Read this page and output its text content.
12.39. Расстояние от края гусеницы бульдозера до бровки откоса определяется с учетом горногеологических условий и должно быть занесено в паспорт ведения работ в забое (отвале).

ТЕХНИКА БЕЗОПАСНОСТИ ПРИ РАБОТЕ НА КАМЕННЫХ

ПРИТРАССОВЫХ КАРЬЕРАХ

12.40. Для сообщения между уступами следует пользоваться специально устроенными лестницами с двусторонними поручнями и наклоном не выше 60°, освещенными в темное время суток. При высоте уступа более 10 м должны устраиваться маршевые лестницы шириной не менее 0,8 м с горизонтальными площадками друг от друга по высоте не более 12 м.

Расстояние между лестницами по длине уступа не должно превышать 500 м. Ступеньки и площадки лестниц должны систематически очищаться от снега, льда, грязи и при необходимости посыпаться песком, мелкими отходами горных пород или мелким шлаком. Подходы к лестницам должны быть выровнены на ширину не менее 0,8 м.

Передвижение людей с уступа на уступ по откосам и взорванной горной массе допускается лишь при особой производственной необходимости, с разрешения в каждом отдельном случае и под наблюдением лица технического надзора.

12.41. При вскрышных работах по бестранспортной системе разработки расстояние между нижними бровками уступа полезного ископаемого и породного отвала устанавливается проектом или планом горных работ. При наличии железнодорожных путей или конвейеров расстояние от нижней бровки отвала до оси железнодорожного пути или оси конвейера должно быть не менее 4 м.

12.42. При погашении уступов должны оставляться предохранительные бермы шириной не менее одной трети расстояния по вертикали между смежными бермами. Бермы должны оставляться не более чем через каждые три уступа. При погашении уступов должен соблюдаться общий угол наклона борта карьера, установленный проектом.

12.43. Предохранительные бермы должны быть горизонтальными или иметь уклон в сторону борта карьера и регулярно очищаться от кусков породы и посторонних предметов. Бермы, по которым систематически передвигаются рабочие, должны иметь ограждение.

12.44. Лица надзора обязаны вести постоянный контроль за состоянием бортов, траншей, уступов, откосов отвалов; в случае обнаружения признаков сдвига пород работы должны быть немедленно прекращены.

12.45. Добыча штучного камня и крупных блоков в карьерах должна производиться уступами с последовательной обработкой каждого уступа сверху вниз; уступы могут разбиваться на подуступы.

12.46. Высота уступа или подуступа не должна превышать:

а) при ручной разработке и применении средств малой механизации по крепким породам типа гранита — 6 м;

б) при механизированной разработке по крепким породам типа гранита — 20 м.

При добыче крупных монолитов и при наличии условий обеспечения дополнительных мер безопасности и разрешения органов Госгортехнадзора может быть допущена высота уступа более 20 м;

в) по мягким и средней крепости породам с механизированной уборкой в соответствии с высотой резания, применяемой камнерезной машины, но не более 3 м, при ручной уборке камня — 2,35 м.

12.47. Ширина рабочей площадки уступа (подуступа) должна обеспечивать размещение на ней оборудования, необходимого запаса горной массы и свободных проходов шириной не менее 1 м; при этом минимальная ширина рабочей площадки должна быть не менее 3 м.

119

^^^^^^^^^^^^^^^^

## TASK PROMPT:
Every line above that contains the word "должна" should be reported.

## OUTPUT:
12.45. Добыча штучного камня и крупных блоков в карьерах должна производиться уступами с последовательной обработкой каждого уступа сверху вниз; уступы могут разбиваться на подуступы.
12.46. Высота уступа или подуступа не должна превышать:
12.47. Ширина рабочей площадки уступа (подуступа) должна обеспечивать размещение на ней оборудования, необходимого запаса горной массы и свободных проходов шириной не менее 1 м; при этом минимальная ширина рабочей площадки должна быть не менее 3 м.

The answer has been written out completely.